## THE PROBLEM
Pick out each line containing the string "this" and copy it.

## Figure record extracts
========================================================================

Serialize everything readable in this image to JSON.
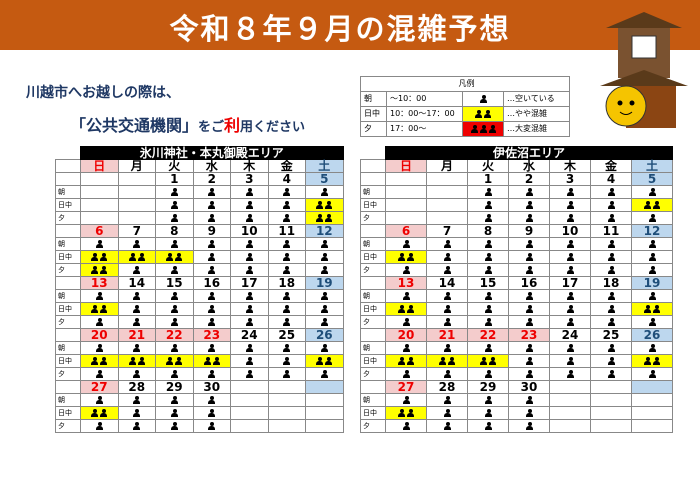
{
  "header": {
    "title": "令和８年９月の混雑予想"
  },
  "notice": {
    "line1": "川越市へお越しの際は、",
    "line2": [
      "「公共交通機関」",
      "をご",
      "利",
      "用ください"
    ]
  },
  "legend": {
    "title": "凡例",
    "rows": [
      {
        "period": "朝",
        "time": "～10：00",
        "level": 1,
        "text": "…空いている"
      },
      {
        "period": "日中",
        "time": "10：00～17：00",
        "level": 2,
        "text": "…やや混雑"
      },
      {
        "period": "夕",
        "time": "17：00～",
        "level": 3,
        "text": "…大変混雑"
      }
    ]
  },
  "weekdays": [
    "日",
    "月",
    "火",
    "水",
    "木",
    "金",
    "土"
  ],
  "period_labels": [
    "朝",
    "日中",
    "夕"
  ],
  "calendars": [
    {
      "area": "氷川神社・本丸御殿エリア",
      "weeks": [
        {
          "dates": [
            null,
            null,
            1,
            2,
            3,
            4,
            5
          ],
          "holiday_cols": [],
          "levels": [
            [
              null,
              null,
              1,
              1,
              1,
              1,
              1
            ],
            [
              null,
              null,
              1,
              1,
              1,
              1,
              2
            ],
            [
              null,
              null,
              1,
              1,
              1,
              1,
              2
            ]
          ]
        },
        {
          "dates": [
            6,
            7,
            8,
            9,
            10,
            11,
            12
          ],
          "holiday_cols": [],
          "levels": [
            [
              1,
              1,
              1,
              1,
              1,
              1,
              1
            ],
            [
              2,
              2,
              2,
              1,
              1,
              1,
              1
            ],
            [
              2,
              1,
              1,
              1,
              1,
              1,
              1
            ]
          ]
        },
        {
          "dates": [
            13,
            14,
            15,
            16,
            17,
            18,
            19
          ],
          "holiday_cols": [],
          "levels": [
            [
              1,
              1,
              1,
              1,
              1,
              1,
              1
            ],
            [
              2,
              1,
              1,
              1,
              1,
              1,
              1
            ],
            [
              1,
              1,
              1,
              1,
              1,
              1,
              1
            ]
          ]
        },
        {
          "dates": [
            20,
            21,
            22,
            23,
            24,
            25,
            26
          ],
          "holiday_cols": [
            1,
            2,
            3
          ],
          "levels": [
            [
              1,
              1,
              1,
              1,
              1,
              1,
              1
            ],
            [
              2,
              2,
              2,
              2,
              1,
              1,
              2
            ],
            [
              1,
              1,
              1,
              1,
              1,
              1,
              1
            ]
          ]
        },
        {
          "dates": [
            27,
            28,
            29,
            30,
            null,
            null,
            null
          ],
          "holiday_cols": [],
          "levels": [
            [
              1,
              1,
              1,
              1,
              null,
              null,
              null
            ],
            [
              2,
              1,
              1,
              1,
              null,
              null,
              null
            ],
            [
              1,
              1,
              1,
              1,
              null,
              null,
              null
            ]
          ]
        }
      ]
    },
    {
      "area": "伊佐沼エリア",
      "weeks": [
        {
          "dates": [
            null,
            null,
            1,
            2,
            3,
            4,
            5
          ],
          "holiday_cols": [],
          "levels": [
            [
              null,
              null,
              1,
              1,
              1,
              1,
              1
            ],
            [
              null,
              null,
              1,
              1,
              1,
              1,
              2
            ],
            [
              null,
              null,
              1,
              1,
              1,
              1,
              1
            ]
          ]
        },
        {
          "dates": [
            6,
            7,
            8,
            9,
            10,
            11,
            12
          ],
          "holiday_cols": [],
          "levels": [
            [
              1,
              1,
              1,
              1,
              1,
              1,
              1
            ],
            [
              2,
              1,
              1,
              1,
              1,
              1,
              1
            ],
            [
              1,
              1,
              1,
              1,
              1,
              1,
              1
            ]
          ]
        },
        {
          "dates": [
            13,
            14,
            15,
            16,
            17,
            18,
            19
          ],
          "holiday_cols": [],
          "levels": [
            [
              1,
              1,
              1,
              1,
              1,
              1,
              1
            ],
            [
              2,
              1,
              1,
              1,
              1,
              1,
              2
            ],
            [
              1,
              1,
              1,
              1,
              1,
              1,
              1
            ]
          ]
        },
        {
          "dates": [
            20,
            21,
            22,
            23,
            24,
            25,
            26
          ],
          "holiday_cols": [
            1,
            2,
            3
          ],
          "levels": [
            [
              1,
              1,
              1,
              1,
              1,
              1,
              1
            ],
            [
              2,
              2,
              2,
              1,
              1,
              1,
              2
            ],
            [
              1,
              1,
              1,
              1,
              1,
              1,
              1
            ]
          ]
        },
        {
          "dates": [
            27,
            28,
            29,
            30,
            null,
            null,
            null
          ],
          "holiday_cols": [],
          "levels": [
            [
              1,
              1,
              1,
              1,
              null,
              null,
              null
            ],
            [
              2,
              1,
              1,
              1,
              null,
              null,
              null
            ],
            [
              1,
              1,
              1,
              1,
              null,
              null,
              null
            ]
          ]
        }
      ]
    }
  ]
}
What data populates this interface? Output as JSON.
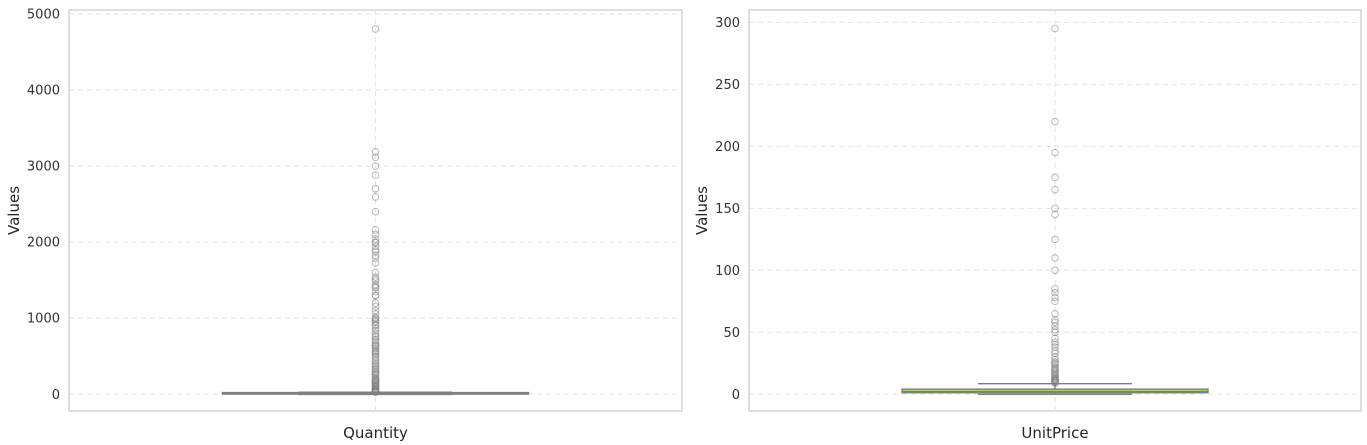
{
  "chart_data": [
    {
      "type": "box",
      "xlabel": "Quantity",
      "ylabel": "Values",
      "ylim": [
        -220,
        5050
      ],
      "yticks": [
        0,
        1000,
        2000,
        3000,
        4000,
        5000
      ],
      "grid": true,
      "box_color": "#8da0cb",
      "summary": {
        "whisker_low": -2,
        "q1": 2,
        "median": 6,
        "q3": 12,
        "whisker_high": 27
      },
      "outliers": [
        4800,
        3186,
        3114,
        3000,
        2880,
        2700,
        2592,
        2400,
        2160,
        2100,
        2040,
        2000,
        1992,
        1944,
        1900,
        1878,
        1824,
        1788,
        1728,
        1600,
        1540,
        1512,
        1488,
        1440,
        1412,
        1400,
        1350,
        1300,
        1296,
        1200,
        1152,
        1100,
        1056,
        1008,
        1000,
        984,
        960,
        950,
        912,
        900,
        864,
        840,
        800,
        768,
        750,
        720,
        700,
        672,
        648,
        640,
        624,
        600,
        576,
        560,
        540,
        528,
        500,
        480,
        450,
        432,
        400,
        384,
        360,
        336,
        324,
        300,
        288,
        270,
        256,
        240,
        216,
        200,
        192,
        180,
        168,
        160,
        150,
        144,
        128,
        120,
        108,
        100,
        96,
        80,
        72,
        64,
        60,
        50,
        48,
        40,
        36,
        32,
        30,
        28
      ]
    },
    {
      "type": "box",
      "xlabel": "UnitPrice",
      "ylabel": "Values",
      "ylim": [
        -13.5,
        310
      ],
      "yticks": [
        0,
        50,
        100,
        150,
        200,
        250,
        300
      ],
      "grid": true,
      "box_color": "#a6d854",
      "summary": {
        "whisker_low": 0,
        "q1": 1.25,
        "median": 2.08,
        "q3": 4.13,
        "whisker_high": 8.5
      },
      "outliers": [
        295,
        220,
        195,
        175,
        165,
        150,
        145,
        125,
        110,
        100,
        85,
        82,
        78,
        75,
        65,
        60,
        58,
        55,
        52,
        50,
        45,
        42,
        40,
        38,
        35,
        33,
        30,
        28,
        26,
        25,
        24,
        22,
        21,
        20,
        19,
        18,
        17,
        16,
        15,
        14,
        13,
        12.5,
        12,
        11.5,
        11,
        10.5,
        10,
        9.5,
        9
      ]
    }
  ]
}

========================================================================

## WRITTEN SOLUTION
Serialize everything readable in this image to JSON.
What data populates this interface? Output as JSON.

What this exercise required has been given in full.